# Task objective
Below are some entries; can you quote all of them exactly?

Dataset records

※ ※ ※

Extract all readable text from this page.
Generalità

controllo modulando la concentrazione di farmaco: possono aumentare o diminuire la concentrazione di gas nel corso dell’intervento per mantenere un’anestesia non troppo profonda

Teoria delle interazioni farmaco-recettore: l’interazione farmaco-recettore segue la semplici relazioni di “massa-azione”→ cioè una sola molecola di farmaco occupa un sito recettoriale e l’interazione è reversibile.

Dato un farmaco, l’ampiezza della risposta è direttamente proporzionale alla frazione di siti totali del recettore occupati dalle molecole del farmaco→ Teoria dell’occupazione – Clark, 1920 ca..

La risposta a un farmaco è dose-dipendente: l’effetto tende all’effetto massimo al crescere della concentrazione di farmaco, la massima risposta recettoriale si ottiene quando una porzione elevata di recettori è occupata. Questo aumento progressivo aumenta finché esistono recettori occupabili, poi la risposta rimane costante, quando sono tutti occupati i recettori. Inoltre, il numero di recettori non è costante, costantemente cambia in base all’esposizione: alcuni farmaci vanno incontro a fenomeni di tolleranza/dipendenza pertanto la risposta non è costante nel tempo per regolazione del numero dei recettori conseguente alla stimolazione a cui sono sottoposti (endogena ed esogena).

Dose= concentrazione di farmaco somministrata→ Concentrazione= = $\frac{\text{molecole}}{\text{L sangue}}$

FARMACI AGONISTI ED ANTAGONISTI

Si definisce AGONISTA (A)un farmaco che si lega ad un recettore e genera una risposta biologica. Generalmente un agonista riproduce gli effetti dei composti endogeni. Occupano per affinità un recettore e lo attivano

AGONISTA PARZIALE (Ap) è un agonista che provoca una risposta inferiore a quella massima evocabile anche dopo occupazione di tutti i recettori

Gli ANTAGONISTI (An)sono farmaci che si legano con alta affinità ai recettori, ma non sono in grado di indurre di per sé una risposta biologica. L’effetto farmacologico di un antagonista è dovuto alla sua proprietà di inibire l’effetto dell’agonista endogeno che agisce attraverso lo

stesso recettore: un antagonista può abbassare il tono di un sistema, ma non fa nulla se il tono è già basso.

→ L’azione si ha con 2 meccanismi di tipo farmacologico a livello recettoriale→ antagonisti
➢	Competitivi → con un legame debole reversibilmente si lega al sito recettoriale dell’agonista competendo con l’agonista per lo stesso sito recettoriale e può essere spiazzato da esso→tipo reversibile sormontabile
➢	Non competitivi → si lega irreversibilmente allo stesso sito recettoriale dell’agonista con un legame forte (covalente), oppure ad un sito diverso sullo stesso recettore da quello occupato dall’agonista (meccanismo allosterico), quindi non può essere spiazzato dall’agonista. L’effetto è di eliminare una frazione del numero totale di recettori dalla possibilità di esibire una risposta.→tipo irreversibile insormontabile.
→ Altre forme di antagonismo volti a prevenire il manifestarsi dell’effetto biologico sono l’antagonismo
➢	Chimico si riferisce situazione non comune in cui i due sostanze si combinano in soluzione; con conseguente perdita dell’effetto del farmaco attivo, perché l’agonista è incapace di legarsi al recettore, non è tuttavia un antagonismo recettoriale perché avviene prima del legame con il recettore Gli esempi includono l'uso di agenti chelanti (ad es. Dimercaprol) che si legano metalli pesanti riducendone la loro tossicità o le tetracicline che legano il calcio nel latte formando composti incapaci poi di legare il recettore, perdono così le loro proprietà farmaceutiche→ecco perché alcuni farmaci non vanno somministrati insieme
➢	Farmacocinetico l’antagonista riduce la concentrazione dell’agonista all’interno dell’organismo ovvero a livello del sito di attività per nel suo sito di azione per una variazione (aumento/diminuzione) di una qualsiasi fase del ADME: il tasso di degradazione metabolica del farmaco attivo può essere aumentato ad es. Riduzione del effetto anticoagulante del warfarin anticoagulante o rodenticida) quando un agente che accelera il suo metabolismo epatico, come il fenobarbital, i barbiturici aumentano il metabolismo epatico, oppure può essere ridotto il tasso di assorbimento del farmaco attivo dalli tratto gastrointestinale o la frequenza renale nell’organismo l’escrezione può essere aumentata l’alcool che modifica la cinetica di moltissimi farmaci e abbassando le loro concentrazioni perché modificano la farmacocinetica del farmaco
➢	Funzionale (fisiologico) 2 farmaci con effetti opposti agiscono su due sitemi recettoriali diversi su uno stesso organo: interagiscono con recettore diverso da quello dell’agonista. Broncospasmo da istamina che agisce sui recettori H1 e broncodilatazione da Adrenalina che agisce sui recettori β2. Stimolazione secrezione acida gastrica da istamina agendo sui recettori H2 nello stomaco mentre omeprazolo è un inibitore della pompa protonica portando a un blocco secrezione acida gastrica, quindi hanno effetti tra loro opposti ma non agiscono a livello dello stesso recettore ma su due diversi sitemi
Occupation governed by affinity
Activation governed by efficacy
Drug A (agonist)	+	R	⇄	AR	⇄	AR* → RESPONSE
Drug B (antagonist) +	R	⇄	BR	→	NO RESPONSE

※ ※ ※

# Answer
Extract all readable text from this page.
Generalità

controllo modulando la concentrazione di farmaco: possono aumentare o diminuire la concentrazione di gas nel corso dell’intervento per mantenere un’anestesia non troppo profonda

Teoria delle interazioni farmaco-recettore: l’interazione farmaco-recettore segue la semplici relazioni di “massa-azione”→ cioè una sola molecola di farmaco occupa un sito recettoriale e l’interazione è reversibile.

Dato un farmaco, l’ampiezza della risposta è direttamente proporzionale alla frazione di siti totali del recettore occupati dalle molecole del farmaco→ Teoria dell’occupazione – Clark, 1920 ca..

La risposta a un farmaco è dose-dipendente: l’effetto tende all’effetto massimo al crescere della concentrazione di farmaco, la massima risposta recettoriale si ottiene quando una porzione elevata di recettori è occupata. Questo aumento progressivo aumenta finché esistono recettori occupabili, poi la risposta rimane costante, quando sono tutti occupati i recettori. Inoltre, il numero di recettori non è costante, costantemente cambia in base all’esposizione: alcuni farmaci vanno incontro a fenomeni di tolleranza/dipendenza pertanto la risposta non è costante nel tempo per regolazione del numero dei recettori conseguente alla stimolazione a cui sono sottoposti (endogena ed esogena).

Dose= concentrazione di farmaco somministrata→ Concentrazione= = $\frac{\text{molecole}}{\text{L sangue}}$

FARMACI AGONISTI ED ANTAGONISTI

Si definisce AGONISTA (A)un farmaco che si lega ad un recettore e genera una risposta biologica. Generalmente un agonista riproduce gli effetti dei composti endogeni. Occupano per affinità un recettore e lo attivano

AGONISTA PARZIALE (Ap) è un agonista che provoca una risposta inferiore a quella massima evocabile anche dopo occupazione di tutti i recettori

Gli ANTAGONISTI (An)sono farmaci che si legano con alta affinità ai recettori, ma non sono in grado di indurre di per sé una risposta biologica. L’effetto farmacologico di un antagonista è dovuto alla sua proprietà di inibire l’effetto dell’agonista endogeno che agisce attraverso lo

stesso recettore: un antagonista può abbassare il tono di un sistema, ma non fa nulla se il tono è già basso.

→ L’azione si ha con 2 meccanismi di tipo farmacologico a livello recettoriale→ antagonisti
➢	Competitivi → con un legame debole reversibilmente si lega al sito recettoriale dell’agonista competendo con l’agonista per lo stesso sito recettoriale e può essere spiazzato da esso→tipo reversibile sormontabile
➢	Non competitivi → si lega irreversibilmente allo stesso sito recettoriale dell’agonista con un legame forte (covalente), oppure ad un sito diverso sullo stesso recettore da quello occupato dall’agonista (meccanismo allosterico), quindi non può essere spiazzato dall’agonista. L’effetto è di eliminare una frazione del numero totale di recettori dalla possibilità di esibire una risposta.→tipo irreversibile insormontabile.
→ Altre forme di antagonismo volti a prevenire il manifestarsi dell’effetto biologico sono l’antagonismo
➢	Chimico si riferisce situazione non comune in cui i due sostanze si combinano in soluzione; con conseguente perdita dell’effetto del farmaco attivo, perché l’agonista è incapace di legarsi al recettore, non è tuttavia un antagonismo recettoriale perché avviene prima del legame con il recettore Gli esempi includono l'uso di agenti chelanti (ad es. Dimercaprol) che si legano metalli pesanti riducendone la loro tossicità o le tetracicline che legano il calcio nel latte formando composti incapaci poi di legare il recettore, perdono così le loro proprietà farmaceutiche→ecco perché alcuni farmaci non vanno somministrati insieme
➢	Farmacocinetico l’antagonista riduce la concentrazione dell’agonista all’interno dell’organismo ovvero a livello del sito di attività per nel suo sito di azione per una variazione (aumento/diminuzione) di una qualsiasi fase del ADME: il tasso di degradazione metabolica del farmaco attivo può essere aumentato ad es. Riduzione del effetto anticoagulante del warfarin anticoagulante o rodenticida) quando un agente che accelera il suo metabolismo epatico, come il fenobarbital, i barbiturici aumentano il metabolismo epatico, oppure può essere ridotto il tasso di assorbimento del farmaco attivo dalli tratto gastrointestinale o la frequenza renale nell’organismo l’escrezione può essere aumentata l’alcool che modifica la cinetica di moltissimi farmaci e abbassando le loro concentrazioni perché modificano la farmacocinetica del farmaco
➢	Funzionale (fisiologico) 2 farmaci con effetti opposti agiscono su due sitemi recettoriali diversi su uno stesso organo: interagiscono con recettore diverso da quello dell’agonista. Broncospasmo da istamina che agisce sui recettori H1 e broncodilatazione da Adrenalina che agisce sui recettori β2. Stimolazione secrezione acida gastrica da istamina agendo sui recettori H2 nello stomaco mentre omeprazolo è un inibitore della pompa protonica portando a un blocco secrezione acida gastrica, quindi hanno effetti tra loro opposti ma non agiscono a livello dello stesso recettore ma su due diversi sitemi
Occupation governed by affinity
Activation governed by efficacy
Drug A (agonist)	+	R	⇄	AR	⇄	AR* → RESPONSE
Drug B (antagonist) +	R	⇄	BR	→	NO RESPONSE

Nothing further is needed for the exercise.